[Start GIVEN ENTRIES]

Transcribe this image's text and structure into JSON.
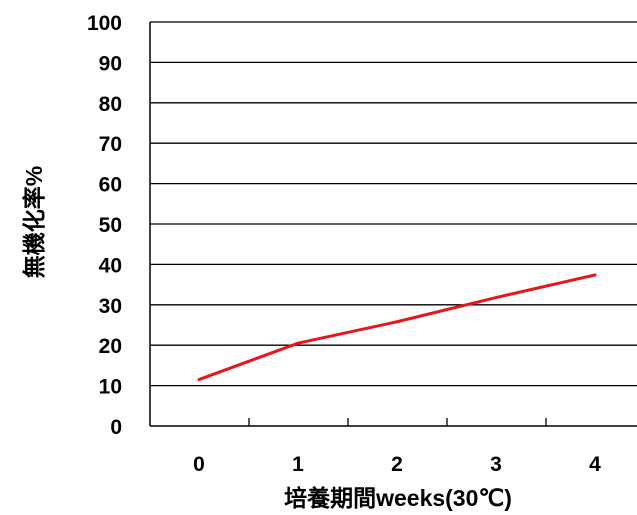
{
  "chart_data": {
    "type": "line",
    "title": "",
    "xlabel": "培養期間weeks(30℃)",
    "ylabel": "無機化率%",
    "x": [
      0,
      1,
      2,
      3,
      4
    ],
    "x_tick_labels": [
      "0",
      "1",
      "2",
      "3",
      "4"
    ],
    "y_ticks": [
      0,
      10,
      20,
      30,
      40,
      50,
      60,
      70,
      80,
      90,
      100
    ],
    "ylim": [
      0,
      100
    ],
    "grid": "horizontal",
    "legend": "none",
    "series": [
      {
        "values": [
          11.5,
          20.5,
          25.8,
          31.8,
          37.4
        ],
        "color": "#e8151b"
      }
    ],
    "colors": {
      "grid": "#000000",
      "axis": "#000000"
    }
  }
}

[End GIVEN ENTRIES]

- **AIM**
Copy out the listing exactly as it stands, but not the pictures.

- **IN RESPONSE**
Transcribe this image's text and structure into JSON.
{
  "chart_data": {
    "type": "line",
    "title": "",
    "xlabel": "培養期間weeks(30℃)",
    "ylabel": "無機化率%",
    "x": [
      0,
      1,
      2,
      3,
      4
    ],
    "x_tick_labels": [
      "0",
      "1",
      "2",
      "3",
      "4"
    ],
    "y_ticks": [
      0,
      10,
      20,
      30,
      40,
      50,
      60,
      70,
      80,
      90,
      100
    ],
    "ylim": [
      0,
      100
    ],
    "grid": "horizontal",
    "legend": "none",
    "series": [
      {
        "values": [
          11.5,
          20.5,
          25.8,
          31.8,
          37.4
        ],
        "color": "#e8151b"
      }
    ],
    "colors": {
      "grid": "#000000",
      "axis": "#000000"
    }
  }
}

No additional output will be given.